### Task goal
Lines containing the string "homme" are to be collected in full.

·····

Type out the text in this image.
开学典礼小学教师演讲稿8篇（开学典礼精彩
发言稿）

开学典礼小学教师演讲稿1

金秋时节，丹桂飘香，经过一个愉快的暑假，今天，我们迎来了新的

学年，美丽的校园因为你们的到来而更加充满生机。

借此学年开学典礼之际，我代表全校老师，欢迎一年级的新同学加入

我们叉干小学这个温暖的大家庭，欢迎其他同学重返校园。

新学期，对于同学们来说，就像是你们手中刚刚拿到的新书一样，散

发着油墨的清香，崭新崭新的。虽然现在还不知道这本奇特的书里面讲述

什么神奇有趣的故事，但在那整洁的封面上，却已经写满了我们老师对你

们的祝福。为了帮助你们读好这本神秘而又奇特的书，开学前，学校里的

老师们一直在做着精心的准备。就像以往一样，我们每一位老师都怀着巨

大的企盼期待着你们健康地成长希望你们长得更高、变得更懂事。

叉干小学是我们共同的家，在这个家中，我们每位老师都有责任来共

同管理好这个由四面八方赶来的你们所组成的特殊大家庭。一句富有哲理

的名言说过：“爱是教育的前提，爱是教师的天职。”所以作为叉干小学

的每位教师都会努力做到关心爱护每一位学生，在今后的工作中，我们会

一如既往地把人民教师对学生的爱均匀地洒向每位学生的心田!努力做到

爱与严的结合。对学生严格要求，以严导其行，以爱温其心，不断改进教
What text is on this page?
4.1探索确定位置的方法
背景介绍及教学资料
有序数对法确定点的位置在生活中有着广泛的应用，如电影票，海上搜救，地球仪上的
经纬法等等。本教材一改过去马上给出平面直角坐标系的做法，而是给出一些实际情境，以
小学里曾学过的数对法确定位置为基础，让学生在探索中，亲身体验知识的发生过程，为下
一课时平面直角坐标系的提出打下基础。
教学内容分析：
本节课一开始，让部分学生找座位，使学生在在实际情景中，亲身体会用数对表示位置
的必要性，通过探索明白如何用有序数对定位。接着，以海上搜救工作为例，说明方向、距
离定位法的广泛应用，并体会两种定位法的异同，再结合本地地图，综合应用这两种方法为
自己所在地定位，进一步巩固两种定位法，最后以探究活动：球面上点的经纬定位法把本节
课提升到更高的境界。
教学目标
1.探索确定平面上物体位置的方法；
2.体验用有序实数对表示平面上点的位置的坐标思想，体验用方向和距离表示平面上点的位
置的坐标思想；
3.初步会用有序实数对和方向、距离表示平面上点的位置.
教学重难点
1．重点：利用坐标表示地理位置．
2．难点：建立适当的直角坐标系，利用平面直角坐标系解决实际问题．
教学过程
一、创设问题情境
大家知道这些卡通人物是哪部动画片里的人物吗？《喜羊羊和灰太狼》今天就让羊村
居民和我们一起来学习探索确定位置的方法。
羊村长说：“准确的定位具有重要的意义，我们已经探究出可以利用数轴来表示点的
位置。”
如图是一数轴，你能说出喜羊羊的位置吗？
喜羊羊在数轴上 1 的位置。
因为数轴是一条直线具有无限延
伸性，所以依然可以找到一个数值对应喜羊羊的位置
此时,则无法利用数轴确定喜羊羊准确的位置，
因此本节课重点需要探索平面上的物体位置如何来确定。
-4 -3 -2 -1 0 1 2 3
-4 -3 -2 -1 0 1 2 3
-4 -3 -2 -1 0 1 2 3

·····

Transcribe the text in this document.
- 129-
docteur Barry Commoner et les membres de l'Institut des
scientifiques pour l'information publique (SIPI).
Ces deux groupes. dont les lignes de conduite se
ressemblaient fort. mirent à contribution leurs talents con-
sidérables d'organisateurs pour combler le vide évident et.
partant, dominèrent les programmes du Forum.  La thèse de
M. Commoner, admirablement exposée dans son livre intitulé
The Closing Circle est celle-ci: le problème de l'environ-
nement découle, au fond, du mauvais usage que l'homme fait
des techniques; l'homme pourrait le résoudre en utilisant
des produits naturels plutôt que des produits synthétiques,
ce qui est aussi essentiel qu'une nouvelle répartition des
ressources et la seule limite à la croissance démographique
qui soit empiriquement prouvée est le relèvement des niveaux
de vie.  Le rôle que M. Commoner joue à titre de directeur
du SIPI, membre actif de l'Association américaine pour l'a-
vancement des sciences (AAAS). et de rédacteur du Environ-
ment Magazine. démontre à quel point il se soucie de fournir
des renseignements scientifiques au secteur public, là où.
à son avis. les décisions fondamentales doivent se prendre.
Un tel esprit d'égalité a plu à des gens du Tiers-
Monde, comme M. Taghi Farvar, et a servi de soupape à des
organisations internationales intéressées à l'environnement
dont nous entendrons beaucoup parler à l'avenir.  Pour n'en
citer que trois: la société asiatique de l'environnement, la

·····

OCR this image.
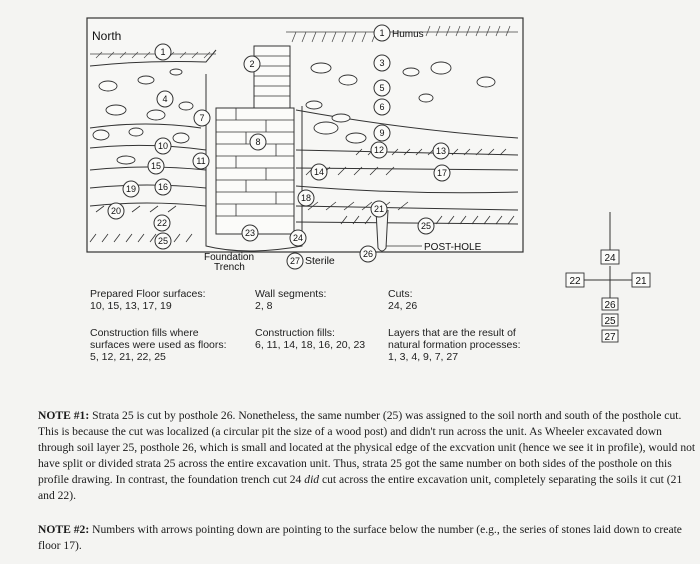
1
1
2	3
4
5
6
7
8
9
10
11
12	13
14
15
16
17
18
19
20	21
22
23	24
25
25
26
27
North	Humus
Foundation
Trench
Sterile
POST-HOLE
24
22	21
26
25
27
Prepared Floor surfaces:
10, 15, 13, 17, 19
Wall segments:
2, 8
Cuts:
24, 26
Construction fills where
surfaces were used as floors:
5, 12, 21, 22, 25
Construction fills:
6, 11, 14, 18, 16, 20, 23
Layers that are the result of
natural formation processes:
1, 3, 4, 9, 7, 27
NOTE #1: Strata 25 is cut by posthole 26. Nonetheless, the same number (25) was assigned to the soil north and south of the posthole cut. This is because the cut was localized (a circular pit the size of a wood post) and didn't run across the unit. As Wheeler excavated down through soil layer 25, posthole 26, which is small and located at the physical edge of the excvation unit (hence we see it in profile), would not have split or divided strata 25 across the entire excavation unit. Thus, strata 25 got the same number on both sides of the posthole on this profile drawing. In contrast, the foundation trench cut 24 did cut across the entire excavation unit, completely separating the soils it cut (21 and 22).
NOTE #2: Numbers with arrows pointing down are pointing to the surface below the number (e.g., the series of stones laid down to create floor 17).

·····

### Exercise solution
nement découle, au fond, du mauvais usage que l'homme fait
des techniques; l'homme pourrait le résoudre en utilisant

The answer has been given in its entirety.